▸ **Exercise instructions**:
Identify all lines in the listing that include the word "مساعد", and copy them out.
[start]
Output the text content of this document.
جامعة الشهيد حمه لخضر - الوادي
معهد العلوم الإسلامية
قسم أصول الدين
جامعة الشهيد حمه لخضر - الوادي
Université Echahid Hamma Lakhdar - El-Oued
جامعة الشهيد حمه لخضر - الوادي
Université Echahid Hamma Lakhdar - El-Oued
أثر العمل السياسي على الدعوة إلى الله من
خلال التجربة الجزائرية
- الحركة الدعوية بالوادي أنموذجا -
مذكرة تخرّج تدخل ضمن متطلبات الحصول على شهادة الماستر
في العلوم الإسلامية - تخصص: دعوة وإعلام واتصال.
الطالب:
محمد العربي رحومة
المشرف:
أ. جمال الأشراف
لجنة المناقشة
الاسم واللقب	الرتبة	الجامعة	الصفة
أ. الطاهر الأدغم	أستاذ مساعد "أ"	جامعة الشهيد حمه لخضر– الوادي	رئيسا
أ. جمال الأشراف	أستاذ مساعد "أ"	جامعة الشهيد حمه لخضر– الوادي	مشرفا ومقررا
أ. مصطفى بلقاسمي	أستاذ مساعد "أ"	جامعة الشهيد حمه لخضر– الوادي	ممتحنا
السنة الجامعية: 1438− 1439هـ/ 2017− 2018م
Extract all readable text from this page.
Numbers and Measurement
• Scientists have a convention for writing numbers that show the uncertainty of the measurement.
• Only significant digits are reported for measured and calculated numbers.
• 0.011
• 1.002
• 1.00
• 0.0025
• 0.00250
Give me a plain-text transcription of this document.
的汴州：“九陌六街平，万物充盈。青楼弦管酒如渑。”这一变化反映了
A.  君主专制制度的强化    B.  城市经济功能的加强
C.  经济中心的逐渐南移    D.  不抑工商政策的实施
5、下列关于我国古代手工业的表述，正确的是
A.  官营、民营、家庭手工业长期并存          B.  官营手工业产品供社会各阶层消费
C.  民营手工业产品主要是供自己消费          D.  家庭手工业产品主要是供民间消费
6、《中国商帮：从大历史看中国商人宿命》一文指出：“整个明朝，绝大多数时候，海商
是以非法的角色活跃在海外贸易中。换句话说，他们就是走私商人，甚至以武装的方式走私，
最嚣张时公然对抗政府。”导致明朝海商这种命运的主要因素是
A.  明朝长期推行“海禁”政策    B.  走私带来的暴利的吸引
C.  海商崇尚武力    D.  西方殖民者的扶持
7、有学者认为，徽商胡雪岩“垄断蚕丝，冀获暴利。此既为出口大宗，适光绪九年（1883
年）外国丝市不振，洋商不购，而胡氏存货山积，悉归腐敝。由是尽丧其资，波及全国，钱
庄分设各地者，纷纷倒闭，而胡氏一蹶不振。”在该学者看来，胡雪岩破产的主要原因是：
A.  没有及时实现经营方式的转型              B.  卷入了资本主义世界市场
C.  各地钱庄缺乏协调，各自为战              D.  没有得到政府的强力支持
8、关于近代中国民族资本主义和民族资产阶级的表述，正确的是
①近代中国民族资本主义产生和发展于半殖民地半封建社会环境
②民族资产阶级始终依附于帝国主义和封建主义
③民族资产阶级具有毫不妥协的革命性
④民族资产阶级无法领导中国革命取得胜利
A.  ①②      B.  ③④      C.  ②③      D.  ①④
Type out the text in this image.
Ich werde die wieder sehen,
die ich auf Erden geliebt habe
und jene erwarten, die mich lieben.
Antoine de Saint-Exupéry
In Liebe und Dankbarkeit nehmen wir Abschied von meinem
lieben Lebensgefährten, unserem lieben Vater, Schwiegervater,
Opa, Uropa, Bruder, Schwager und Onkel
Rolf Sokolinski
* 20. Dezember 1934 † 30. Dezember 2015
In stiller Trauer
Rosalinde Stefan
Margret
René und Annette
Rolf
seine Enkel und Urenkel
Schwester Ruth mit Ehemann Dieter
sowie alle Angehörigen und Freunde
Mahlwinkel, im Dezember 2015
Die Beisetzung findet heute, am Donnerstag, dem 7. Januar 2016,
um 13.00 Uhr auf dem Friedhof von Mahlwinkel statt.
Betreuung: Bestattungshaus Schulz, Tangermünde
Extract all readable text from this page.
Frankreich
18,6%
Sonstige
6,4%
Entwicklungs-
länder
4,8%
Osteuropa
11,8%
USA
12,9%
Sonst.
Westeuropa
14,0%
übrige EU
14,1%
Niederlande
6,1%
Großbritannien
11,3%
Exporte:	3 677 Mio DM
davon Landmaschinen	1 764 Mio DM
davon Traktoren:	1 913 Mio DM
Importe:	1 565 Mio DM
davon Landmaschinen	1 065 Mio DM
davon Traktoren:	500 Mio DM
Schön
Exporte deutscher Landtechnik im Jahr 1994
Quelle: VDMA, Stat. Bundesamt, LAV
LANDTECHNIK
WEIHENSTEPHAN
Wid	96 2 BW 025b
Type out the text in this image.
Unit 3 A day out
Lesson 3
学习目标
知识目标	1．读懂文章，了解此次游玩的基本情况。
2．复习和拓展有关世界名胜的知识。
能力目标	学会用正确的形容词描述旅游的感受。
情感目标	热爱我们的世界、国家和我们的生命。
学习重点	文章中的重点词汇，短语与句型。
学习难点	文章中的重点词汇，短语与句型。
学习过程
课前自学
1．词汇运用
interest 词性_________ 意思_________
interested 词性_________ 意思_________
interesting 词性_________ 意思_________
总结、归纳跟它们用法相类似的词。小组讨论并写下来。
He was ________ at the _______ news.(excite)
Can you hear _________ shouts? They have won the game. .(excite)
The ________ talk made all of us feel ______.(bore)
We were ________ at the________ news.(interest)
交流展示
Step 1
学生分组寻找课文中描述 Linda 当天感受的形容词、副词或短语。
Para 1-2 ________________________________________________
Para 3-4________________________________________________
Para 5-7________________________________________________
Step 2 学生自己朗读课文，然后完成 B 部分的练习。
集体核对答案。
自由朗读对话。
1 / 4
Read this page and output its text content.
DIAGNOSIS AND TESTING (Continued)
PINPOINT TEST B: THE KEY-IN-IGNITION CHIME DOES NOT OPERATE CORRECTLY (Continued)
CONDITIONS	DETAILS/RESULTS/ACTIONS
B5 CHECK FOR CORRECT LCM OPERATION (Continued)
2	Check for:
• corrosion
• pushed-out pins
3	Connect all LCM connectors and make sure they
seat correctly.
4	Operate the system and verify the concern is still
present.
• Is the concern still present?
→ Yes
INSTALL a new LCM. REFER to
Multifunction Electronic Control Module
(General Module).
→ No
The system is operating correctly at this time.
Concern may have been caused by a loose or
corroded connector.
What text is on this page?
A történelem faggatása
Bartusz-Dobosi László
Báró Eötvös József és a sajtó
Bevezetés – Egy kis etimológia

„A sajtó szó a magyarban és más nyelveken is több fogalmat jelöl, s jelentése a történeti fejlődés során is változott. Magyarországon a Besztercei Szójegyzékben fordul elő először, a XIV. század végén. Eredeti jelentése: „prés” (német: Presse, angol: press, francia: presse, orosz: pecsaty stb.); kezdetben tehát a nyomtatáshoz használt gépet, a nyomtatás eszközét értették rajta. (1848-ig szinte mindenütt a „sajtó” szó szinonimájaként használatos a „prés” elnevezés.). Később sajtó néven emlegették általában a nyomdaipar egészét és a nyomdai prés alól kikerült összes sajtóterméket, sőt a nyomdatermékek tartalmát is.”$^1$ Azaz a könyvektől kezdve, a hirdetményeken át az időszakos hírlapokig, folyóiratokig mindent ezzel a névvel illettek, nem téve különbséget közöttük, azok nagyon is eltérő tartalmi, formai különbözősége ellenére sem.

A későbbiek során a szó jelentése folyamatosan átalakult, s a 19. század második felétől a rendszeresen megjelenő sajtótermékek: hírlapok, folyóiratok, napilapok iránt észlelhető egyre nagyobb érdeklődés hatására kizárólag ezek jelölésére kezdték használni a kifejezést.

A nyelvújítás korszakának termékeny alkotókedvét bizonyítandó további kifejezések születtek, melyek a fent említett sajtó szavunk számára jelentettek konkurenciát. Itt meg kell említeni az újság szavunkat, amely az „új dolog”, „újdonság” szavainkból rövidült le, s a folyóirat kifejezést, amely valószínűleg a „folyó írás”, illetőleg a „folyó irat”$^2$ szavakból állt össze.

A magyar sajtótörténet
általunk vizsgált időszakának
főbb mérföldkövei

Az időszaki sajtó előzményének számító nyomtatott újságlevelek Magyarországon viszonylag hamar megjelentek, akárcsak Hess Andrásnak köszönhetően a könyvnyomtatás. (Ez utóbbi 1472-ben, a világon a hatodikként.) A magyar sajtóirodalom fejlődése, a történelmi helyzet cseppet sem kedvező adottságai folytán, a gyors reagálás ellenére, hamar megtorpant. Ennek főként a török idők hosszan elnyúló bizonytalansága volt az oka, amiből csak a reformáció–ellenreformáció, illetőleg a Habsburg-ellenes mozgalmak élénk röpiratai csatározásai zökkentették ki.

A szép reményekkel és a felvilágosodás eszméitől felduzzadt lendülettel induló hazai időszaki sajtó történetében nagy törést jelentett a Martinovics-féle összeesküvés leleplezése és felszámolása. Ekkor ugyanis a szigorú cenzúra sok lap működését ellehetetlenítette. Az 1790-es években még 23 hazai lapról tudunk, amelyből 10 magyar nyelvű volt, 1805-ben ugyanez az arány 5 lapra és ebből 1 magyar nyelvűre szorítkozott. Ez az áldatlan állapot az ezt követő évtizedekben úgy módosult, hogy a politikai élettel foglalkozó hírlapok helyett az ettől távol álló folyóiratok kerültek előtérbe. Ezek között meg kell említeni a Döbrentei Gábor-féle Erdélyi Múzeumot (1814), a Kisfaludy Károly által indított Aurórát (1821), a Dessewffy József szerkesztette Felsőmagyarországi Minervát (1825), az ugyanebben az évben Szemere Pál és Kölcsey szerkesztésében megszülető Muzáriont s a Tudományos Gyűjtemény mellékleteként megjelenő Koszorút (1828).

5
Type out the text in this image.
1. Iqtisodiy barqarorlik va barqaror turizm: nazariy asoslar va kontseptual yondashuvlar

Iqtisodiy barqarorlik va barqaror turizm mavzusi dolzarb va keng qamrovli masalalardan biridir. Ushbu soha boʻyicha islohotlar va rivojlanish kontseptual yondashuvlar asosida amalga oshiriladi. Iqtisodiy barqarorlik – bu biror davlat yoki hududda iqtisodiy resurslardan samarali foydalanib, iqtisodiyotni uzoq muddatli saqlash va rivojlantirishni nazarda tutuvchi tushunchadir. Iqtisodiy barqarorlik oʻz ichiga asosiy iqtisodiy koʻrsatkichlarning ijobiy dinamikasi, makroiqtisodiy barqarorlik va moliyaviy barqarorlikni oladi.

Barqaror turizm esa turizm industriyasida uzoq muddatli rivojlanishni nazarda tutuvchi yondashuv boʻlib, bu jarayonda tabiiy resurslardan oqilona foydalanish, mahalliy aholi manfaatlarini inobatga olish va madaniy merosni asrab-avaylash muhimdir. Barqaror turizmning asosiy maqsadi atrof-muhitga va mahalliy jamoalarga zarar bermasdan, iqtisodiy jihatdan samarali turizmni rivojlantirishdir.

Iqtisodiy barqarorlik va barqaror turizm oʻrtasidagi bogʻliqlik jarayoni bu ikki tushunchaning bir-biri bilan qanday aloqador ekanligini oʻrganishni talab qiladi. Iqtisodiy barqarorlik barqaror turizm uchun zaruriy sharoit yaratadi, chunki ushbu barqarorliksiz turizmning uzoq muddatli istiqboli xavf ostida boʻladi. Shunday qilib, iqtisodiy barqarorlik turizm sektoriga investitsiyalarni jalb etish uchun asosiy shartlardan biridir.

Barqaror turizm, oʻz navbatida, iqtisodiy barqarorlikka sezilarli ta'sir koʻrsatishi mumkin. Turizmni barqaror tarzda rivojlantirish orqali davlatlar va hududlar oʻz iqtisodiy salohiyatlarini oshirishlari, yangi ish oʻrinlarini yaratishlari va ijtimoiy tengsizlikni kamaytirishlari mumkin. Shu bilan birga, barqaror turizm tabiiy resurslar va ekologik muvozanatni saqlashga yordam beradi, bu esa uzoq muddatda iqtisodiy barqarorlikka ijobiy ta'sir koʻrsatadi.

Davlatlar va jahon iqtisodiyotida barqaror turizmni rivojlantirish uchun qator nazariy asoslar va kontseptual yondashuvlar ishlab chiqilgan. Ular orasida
[end]
▸ **The reply**:
أ. الطاهر الأدغم	أستاذ مساعد "أ"	جامعة الشهيد حمه لخضر– الوادي	رئيسا
أ. جمال الأشراف	أستاذ مساعد "أ"	جامعة الشهيد حمه لخضر– الوادي	مشرفا ومقررا
أ. مصطفى بلقاسمي	أستاذ مساعد "أ"	جامعة الشهيد حمه لخضر– الوادي	ممتحنا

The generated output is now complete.